• **Source data**

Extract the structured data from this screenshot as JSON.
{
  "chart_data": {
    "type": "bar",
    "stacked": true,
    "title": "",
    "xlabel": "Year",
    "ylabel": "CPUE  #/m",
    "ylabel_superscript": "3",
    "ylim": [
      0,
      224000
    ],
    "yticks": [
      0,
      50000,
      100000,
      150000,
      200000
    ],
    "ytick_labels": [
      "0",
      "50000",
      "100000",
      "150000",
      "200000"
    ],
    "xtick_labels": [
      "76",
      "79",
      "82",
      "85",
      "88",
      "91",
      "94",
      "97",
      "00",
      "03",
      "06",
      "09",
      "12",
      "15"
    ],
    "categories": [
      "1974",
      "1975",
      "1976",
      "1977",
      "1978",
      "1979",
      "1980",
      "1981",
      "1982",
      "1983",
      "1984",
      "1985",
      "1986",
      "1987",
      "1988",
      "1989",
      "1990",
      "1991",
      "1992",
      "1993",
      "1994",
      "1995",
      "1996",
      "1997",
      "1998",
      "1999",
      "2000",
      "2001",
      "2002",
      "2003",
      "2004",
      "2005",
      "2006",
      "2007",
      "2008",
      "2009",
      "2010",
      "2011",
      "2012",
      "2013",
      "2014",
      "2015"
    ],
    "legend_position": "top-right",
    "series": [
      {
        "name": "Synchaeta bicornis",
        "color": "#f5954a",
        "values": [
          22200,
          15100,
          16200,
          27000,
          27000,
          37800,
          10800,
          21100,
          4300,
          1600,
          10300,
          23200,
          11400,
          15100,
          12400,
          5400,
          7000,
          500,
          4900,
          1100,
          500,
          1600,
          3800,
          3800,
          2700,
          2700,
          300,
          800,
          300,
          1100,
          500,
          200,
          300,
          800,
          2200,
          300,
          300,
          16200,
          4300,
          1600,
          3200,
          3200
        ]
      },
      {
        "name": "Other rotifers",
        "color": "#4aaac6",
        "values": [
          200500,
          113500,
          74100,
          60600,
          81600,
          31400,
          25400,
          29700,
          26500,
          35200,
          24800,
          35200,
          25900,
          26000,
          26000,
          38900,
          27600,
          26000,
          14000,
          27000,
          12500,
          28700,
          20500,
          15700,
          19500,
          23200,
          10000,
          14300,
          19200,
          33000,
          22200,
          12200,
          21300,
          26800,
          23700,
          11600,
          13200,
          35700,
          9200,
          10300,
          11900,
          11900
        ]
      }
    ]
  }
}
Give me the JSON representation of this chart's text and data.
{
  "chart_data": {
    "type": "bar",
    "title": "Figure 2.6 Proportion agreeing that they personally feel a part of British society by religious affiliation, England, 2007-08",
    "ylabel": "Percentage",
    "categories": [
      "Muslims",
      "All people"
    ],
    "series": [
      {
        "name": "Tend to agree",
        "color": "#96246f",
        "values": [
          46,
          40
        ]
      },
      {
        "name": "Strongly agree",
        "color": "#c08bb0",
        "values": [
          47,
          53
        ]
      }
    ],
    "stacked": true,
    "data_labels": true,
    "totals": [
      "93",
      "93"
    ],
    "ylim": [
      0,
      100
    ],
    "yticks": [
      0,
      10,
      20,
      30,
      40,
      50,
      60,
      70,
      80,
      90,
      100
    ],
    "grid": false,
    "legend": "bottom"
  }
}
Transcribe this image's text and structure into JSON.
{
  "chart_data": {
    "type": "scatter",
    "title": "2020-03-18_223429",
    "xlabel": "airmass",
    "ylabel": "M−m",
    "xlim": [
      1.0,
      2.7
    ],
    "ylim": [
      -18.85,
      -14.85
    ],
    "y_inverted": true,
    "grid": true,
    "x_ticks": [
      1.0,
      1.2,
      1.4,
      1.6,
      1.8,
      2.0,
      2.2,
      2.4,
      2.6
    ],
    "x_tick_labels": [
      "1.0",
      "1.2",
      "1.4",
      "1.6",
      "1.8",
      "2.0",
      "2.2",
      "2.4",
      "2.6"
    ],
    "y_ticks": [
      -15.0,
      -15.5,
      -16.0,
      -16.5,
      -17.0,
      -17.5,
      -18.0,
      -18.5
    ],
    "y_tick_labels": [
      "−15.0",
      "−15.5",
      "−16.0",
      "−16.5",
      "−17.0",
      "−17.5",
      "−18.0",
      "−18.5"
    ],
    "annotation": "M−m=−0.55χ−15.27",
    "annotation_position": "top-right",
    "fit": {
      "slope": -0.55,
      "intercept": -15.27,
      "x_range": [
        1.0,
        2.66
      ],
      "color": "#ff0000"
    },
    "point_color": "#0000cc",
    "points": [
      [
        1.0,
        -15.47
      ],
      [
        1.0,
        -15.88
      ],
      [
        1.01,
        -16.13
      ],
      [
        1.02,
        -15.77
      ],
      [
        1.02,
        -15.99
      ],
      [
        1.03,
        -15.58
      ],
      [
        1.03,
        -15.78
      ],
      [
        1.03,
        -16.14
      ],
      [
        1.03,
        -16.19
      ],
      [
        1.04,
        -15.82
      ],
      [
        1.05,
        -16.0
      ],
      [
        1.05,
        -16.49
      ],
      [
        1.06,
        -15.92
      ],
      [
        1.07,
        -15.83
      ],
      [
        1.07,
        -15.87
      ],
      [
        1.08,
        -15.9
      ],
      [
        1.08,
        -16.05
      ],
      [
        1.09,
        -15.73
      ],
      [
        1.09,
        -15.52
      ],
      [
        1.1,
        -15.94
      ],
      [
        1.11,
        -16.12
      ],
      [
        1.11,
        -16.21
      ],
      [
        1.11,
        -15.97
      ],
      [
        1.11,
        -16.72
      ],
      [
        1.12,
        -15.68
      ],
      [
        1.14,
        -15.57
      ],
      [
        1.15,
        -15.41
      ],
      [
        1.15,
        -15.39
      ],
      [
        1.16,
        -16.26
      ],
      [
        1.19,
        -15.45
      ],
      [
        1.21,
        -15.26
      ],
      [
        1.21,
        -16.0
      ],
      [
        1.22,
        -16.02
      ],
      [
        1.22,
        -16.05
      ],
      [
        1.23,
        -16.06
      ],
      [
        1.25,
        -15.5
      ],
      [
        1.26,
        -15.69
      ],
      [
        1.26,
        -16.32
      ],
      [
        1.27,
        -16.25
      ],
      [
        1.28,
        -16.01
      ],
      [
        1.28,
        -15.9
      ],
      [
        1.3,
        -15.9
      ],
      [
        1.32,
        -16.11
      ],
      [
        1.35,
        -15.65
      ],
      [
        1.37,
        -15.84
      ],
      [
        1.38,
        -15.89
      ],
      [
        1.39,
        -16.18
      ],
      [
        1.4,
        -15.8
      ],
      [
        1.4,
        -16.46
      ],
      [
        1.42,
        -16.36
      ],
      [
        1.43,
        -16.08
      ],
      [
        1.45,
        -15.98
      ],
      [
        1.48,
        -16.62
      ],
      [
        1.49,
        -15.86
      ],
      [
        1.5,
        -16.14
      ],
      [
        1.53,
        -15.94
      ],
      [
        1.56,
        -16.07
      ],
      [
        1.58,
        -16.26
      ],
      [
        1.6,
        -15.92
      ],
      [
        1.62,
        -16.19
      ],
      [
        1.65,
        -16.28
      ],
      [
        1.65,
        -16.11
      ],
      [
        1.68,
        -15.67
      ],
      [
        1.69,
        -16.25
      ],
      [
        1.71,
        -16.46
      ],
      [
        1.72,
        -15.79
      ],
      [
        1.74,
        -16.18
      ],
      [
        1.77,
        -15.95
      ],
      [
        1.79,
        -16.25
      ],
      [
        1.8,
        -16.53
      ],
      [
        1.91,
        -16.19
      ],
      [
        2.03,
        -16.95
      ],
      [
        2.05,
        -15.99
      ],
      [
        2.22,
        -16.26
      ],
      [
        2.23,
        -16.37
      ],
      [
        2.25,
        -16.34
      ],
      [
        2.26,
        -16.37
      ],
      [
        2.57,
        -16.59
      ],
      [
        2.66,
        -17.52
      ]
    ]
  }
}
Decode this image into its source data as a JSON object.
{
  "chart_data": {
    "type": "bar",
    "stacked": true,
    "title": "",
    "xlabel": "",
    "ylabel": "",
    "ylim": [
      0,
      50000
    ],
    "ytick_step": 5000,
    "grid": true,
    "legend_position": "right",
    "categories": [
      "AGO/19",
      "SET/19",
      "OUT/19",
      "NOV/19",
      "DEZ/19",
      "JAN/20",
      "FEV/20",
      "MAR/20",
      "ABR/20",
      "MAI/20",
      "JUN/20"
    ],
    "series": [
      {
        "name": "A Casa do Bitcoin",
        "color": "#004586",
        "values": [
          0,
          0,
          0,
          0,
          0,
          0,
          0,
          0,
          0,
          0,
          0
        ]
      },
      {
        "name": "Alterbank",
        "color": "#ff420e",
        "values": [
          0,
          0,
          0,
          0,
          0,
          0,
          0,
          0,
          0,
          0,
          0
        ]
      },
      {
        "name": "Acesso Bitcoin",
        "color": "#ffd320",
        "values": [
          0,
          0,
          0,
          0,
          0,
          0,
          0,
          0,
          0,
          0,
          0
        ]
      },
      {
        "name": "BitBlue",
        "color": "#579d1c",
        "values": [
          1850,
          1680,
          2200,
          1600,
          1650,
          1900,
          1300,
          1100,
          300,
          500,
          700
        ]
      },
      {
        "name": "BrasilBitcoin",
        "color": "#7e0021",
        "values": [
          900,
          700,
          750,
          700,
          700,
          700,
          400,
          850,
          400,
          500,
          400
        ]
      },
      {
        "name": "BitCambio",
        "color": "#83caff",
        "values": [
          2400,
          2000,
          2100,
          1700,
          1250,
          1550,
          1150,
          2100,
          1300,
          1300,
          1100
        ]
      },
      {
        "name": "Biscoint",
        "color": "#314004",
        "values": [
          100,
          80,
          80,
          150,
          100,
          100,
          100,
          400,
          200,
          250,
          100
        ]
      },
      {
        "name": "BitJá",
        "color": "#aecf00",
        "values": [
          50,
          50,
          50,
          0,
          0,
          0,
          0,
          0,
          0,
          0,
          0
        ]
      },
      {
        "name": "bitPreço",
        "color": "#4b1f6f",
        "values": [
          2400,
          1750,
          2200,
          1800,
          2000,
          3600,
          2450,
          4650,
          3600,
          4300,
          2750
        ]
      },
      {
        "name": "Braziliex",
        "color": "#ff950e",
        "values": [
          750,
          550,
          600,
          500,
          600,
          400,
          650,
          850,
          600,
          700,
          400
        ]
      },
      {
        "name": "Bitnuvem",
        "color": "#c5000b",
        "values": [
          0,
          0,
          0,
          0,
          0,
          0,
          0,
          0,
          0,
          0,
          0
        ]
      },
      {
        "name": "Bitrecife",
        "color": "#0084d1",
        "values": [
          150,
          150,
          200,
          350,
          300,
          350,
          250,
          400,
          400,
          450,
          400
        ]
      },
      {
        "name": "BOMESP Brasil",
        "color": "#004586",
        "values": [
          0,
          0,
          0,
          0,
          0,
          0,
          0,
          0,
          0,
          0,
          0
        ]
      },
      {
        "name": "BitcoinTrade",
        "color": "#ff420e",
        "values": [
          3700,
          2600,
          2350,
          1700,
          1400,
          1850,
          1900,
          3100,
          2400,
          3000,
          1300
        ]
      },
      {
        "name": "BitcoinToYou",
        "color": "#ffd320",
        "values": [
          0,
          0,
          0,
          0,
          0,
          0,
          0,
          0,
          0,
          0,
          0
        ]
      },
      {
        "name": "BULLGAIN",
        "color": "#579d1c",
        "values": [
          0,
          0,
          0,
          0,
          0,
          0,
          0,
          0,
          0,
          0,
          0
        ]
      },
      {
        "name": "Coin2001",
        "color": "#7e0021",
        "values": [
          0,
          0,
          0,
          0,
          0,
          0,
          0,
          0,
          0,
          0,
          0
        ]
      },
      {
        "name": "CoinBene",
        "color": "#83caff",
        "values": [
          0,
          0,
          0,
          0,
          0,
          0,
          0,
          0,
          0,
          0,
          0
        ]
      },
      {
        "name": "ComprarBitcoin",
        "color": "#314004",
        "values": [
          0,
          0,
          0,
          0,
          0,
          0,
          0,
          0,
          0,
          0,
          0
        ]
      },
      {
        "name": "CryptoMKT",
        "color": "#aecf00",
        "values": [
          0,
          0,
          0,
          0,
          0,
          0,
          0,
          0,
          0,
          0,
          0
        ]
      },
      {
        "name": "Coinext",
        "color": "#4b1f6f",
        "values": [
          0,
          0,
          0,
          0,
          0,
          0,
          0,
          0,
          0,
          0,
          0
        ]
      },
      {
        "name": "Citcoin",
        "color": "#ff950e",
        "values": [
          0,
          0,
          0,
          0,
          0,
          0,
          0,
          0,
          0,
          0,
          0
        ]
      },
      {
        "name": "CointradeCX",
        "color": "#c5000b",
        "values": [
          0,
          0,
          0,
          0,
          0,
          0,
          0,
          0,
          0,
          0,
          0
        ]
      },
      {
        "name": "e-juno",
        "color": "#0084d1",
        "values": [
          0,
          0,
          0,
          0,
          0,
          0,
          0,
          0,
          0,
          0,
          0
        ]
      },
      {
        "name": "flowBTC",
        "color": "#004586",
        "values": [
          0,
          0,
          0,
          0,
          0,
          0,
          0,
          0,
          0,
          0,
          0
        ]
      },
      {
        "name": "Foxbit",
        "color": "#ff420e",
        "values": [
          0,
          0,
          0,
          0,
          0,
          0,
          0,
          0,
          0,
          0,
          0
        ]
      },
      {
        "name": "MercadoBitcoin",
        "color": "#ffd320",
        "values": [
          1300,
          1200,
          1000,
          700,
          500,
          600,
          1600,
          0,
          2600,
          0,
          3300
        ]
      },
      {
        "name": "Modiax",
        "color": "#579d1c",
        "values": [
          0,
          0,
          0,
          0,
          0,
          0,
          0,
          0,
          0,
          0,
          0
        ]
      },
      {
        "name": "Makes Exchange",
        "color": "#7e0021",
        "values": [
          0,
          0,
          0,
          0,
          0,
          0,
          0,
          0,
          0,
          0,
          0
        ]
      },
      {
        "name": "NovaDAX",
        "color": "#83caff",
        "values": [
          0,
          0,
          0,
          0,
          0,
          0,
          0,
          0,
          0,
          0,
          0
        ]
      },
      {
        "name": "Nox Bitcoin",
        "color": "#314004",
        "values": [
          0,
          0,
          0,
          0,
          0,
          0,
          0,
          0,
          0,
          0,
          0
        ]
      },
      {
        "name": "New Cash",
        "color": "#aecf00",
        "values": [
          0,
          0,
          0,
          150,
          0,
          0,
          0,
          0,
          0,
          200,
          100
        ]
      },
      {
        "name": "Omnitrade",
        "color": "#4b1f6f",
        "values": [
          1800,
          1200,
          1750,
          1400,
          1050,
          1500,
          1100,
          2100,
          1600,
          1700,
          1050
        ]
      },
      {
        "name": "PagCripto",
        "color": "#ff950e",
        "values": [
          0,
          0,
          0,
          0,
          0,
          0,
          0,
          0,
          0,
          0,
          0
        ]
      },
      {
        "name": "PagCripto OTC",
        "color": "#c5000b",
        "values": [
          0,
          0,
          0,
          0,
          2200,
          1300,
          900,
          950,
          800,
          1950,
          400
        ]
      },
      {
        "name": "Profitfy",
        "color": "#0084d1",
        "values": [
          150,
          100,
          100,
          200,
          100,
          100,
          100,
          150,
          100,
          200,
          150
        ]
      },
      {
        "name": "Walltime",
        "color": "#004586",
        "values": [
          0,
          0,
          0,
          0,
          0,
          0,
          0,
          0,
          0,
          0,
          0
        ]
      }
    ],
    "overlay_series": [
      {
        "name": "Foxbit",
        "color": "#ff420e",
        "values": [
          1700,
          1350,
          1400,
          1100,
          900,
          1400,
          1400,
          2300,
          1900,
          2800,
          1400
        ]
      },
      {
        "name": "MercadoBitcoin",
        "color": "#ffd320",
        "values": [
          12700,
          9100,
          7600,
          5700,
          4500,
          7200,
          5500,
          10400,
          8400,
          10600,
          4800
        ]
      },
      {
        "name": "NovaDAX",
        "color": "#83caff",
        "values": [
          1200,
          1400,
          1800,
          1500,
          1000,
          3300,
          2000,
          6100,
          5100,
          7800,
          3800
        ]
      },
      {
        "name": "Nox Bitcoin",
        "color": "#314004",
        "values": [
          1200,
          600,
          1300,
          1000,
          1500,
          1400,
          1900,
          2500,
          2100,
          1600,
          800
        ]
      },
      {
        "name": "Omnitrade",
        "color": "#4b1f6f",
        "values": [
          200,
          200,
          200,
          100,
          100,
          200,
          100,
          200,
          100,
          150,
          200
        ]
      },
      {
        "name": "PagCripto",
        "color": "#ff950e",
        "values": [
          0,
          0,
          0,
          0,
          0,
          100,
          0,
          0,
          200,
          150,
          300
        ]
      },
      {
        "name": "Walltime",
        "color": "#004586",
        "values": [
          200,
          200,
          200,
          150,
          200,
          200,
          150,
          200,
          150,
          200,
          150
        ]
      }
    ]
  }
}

• **Requirements**
Report each line in the data that holds the word "image".

• **The reply**
Transcribe this image's text and structure into JSON.
Decode this image into its source data as a JSON object.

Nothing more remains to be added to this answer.